<<<<

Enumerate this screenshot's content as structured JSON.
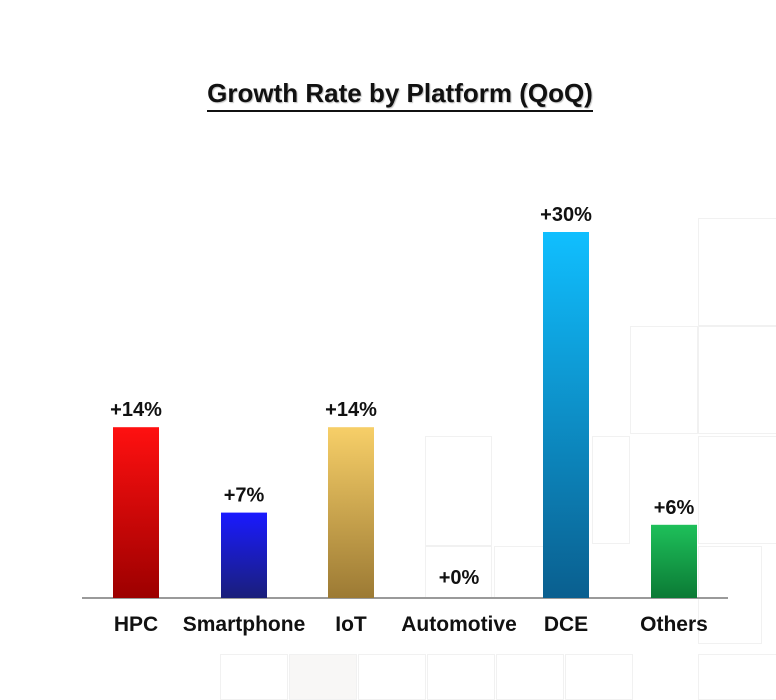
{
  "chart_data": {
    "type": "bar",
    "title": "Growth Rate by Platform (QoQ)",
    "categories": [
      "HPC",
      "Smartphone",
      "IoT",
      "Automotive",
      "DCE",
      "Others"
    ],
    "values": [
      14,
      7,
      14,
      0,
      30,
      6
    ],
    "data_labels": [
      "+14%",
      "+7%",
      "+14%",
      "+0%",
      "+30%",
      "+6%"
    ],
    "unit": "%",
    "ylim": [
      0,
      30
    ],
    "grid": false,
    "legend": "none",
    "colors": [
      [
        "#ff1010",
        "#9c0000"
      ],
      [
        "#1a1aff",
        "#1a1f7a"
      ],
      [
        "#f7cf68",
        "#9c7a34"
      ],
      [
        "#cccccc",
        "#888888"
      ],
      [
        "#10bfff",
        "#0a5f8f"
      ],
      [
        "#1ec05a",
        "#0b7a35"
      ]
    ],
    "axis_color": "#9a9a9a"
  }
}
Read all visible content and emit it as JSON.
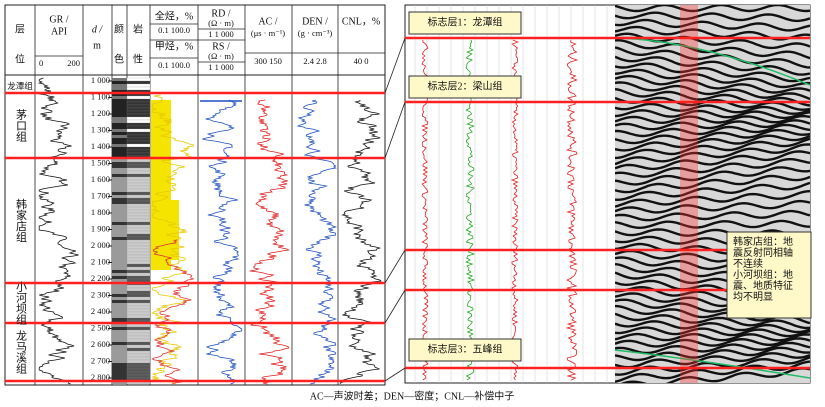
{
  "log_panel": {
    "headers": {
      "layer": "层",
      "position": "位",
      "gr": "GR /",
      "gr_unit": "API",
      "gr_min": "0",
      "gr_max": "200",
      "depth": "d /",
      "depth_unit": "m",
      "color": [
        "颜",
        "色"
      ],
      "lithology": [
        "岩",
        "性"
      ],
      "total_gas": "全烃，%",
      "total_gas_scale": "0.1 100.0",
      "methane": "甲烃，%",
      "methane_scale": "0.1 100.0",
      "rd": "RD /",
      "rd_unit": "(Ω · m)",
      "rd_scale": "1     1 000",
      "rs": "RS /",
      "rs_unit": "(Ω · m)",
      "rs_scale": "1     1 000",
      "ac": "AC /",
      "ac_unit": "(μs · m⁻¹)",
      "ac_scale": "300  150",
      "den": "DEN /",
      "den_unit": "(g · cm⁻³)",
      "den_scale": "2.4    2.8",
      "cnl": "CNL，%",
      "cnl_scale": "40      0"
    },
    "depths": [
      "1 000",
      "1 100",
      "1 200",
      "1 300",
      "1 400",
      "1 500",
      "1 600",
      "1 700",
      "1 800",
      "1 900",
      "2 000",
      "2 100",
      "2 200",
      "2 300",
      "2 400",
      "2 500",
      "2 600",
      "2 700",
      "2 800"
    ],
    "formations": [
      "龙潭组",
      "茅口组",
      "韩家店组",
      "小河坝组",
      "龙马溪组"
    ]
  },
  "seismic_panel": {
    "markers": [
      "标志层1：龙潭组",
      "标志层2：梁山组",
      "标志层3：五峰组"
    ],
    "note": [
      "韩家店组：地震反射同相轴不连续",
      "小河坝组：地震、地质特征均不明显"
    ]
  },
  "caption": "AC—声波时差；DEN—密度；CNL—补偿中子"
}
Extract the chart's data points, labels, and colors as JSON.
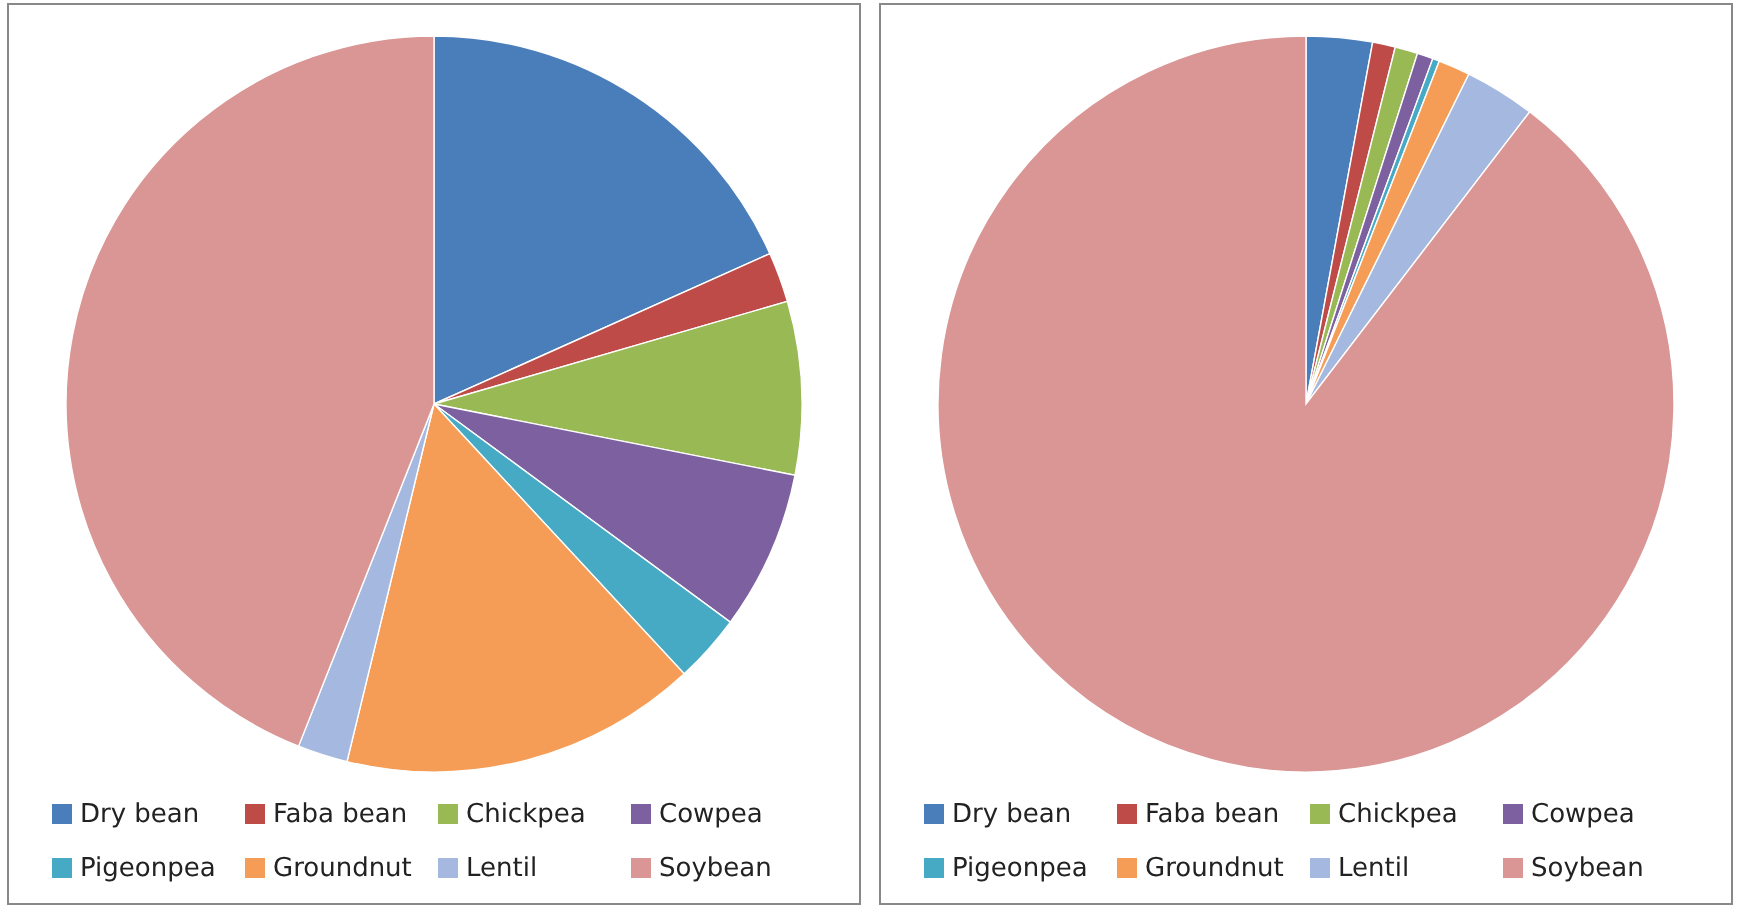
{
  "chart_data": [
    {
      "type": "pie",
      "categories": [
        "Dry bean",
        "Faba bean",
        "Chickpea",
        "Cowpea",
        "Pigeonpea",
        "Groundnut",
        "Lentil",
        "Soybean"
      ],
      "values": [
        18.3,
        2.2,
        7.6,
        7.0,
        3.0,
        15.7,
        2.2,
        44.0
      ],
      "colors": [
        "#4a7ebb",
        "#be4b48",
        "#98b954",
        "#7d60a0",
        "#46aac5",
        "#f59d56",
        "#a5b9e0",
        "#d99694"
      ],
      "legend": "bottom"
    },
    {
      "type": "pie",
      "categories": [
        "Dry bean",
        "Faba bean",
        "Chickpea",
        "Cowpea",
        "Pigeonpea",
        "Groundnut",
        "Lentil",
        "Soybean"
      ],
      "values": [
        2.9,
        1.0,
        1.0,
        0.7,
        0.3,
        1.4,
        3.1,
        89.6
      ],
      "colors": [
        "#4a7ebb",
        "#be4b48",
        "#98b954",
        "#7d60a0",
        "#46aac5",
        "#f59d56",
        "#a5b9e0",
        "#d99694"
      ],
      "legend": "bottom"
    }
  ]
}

>>>>

Exercise requirements: Print out the material word for word, omitting the pictures.

Response to the exercise:
Enumerate this screenshot's content as structured JSON.
{
  "chart_data": {
    "type": "bar",
    "title": "Growth Rate by Platform (QoQ)",
    "categories": [
      "HPC",
      "Smartphone",
      "IoT",
      "Automotive",
      "DCE",
      "Others"
    ],
    "values": [
      14,
      7,
      14,
      0,
      30,
      6
    ],
    "data_labels": [
      "+14%",
      "+7%",
      "+14%",
      "+0%",
      "+30%",
      "+6%"
    ],
    "unit": "%",
    "ylim": [
      0,
      30
    ],
    "grid": false,
    "legend": "none",
    "colors": [
      [
        "#ff1010",
        "#9c0000"
      ],
      [
        "#1a1aff",
        "#1a1f7a"
      ],
      [
        "#f7cf68",
        "#9c7a34"
      ],
      [
        "#cccccc",
        "#888888"
      ],
      [
        "#10bfff",
        "#0a5f8f"
      ],
      [
        "#1ec05a",
        "#0b7a35"
      ]
    ],
    "axis_color": "#9a9a9a"
  }
}
Read all visible content and emit it as JSON.
{
  "log_panel": {
    "headers": {
      "layer": "层",
      "position": "位",
      "gr": "GR /",
      "gr_unit": "API",
      "gr_min": "0",
      "gr_max": "200",
      "depth": "d /",
      "depth_unit": "m",
      "color": [
        "颜",
        "色"
      ],
      "lithology": [
        "岩",
        "性"
      ],
      "total_gas": "全烃，%",
      "total_gas_scale": "0.1 100.0",
      "methane": "甲烃，%",
      "methane_scale": "0.1 100.0",
      "rd": "RD /",
      "rd_unit": "(Ω · m)",
      "rd_scale": "1     1 000",
      "rs": "RS /",
      "rs_unit": "(Ω · m)",
      "rs_scale": "1     1 000",
      "ac": "AC /",
      "ac_unit": "(μs · m⁻¹)",
      "ac_scale": "300  150",
      "den": "DEN /",
      "den_unit": "(g · cm⁻³)",
      "den_scale": "2.4    2.8",
      "cnl": "CNL，%",
      "cnl_scale": "40      0"
    },
    "depths": [
      "1 000",
      "1 100",
      "1 200",
      "1 300",
      "1 400",
      "1 500",
      "1 600",
      "1 700",
      "1 800",
      "1 900",
      "2 000",
      "2 100",
      "2 200",
      "2 300",
      "2 400",
      "2 500",
      "2 600",
      "2 700",
      "2 800"
    ],
    "formations": [
      "龙潭组",
      "茅口组",
      "韩家店组",
      "小河坝组",
      "龙马溪组"
    ]
  },
  "seismic_panel": {
    "markers": [
      "标志层1：龙潭组",
      "标志层2：梁山组",
      "标志层3：五峰组"
    ],
    "note": [
      "韩家店组：地震反射同相轴不连续",
      "小河坝组：地震、地质特征均不明显"
    ]
  },
  "caption": "AC—声波时差；DEN—密度；CNL—补偿中子"
}
Extract the chart's data points, labels, and colors as JSON.
{
  "chart_data": [
    {
      "type": "pie",
      "categories": [
        "Dry bean",
        "Faba bean",
        "Chickpea",
        "Cowpea",
        "Pigeonpea",
        "Groundnut",
        "Lentil",
        "Soybean"
      ],
      "values": [
        18.3,
        2.2,
        7.6,
        7.0,
        3.0,
        15.7,
        2.2,
        44.0
      ],
      "colors": [
        "#4a7ebb",
        "#be4b48",
        "#98b954",
        "#7d60a0",
        "#46aac5",
        "#f59d56",
        "#a5b9e0",
        "#d99694"
      ],
      "legend": "bottom"
    },
    {
      "type": "pie",
      "categories": [
        "Dry bean",
        "Faba bean",
        "Chickpea",
        "Cowpea",
        "Pigeonpea",
        "Groundnut",
        "Lentil",
        "Soybean"
      ],
      "values": [
        2.9,
        1.0,
        1.0,
        0.7,
        0.3,
        1.4,
        3.1,
        89.6
      ],
      "colors": [
        "#4a7ebb",
        "#be4b48",
        "#98b954",
        "#7d60a0",
        "#46aac5",
        "#f59d56",
        "#a5b9e0",
        "#d99694"
      ],
      "legend": "bottom"
    }
  ]
}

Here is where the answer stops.